▸ **EXERCISE**: Search the records for "merger". Copy every line where it appears.

▸ **MATERIAL FOR THIS EXERCISE**:
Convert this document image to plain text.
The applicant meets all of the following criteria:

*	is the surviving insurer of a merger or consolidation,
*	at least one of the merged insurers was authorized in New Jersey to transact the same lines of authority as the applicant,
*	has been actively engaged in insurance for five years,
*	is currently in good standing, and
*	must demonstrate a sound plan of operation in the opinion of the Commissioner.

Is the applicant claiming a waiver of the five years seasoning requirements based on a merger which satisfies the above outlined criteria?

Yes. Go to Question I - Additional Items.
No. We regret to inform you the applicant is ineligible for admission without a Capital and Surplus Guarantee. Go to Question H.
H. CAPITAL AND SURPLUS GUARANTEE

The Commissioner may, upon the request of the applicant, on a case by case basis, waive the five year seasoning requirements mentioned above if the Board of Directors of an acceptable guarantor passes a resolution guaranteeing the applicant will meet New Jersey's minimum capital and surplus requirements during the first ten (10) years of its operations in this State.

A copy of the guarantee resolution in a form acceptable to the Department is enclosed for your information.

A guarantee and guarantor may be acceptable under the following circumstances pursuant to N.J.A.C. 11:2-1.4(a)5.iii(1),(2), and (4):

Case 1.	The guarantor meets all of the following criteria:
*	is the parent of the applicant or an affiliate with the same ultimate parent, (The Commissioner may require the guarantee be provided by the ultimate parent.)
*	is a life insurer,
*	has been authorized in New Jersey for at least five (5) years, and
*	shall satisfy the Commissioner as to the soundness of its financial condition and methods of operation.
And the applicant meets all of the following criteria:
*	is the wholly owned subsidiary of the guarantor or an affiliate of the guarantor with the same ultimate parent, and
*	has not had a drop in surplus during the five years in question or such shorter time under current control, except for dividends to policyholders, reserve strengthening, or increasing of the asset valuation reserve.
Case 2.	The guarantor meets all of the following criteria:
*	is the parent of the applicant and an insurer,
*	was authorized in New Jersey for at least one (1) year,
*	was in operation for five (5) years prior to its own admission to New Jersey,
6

▸ **TASK OUTPUT**:
*	is the surviving insurer of a merger or consolidation,
Is the applicant claiming a waiver of the five years seasoning requirements based on a merger which satisfies the above outlined criteria?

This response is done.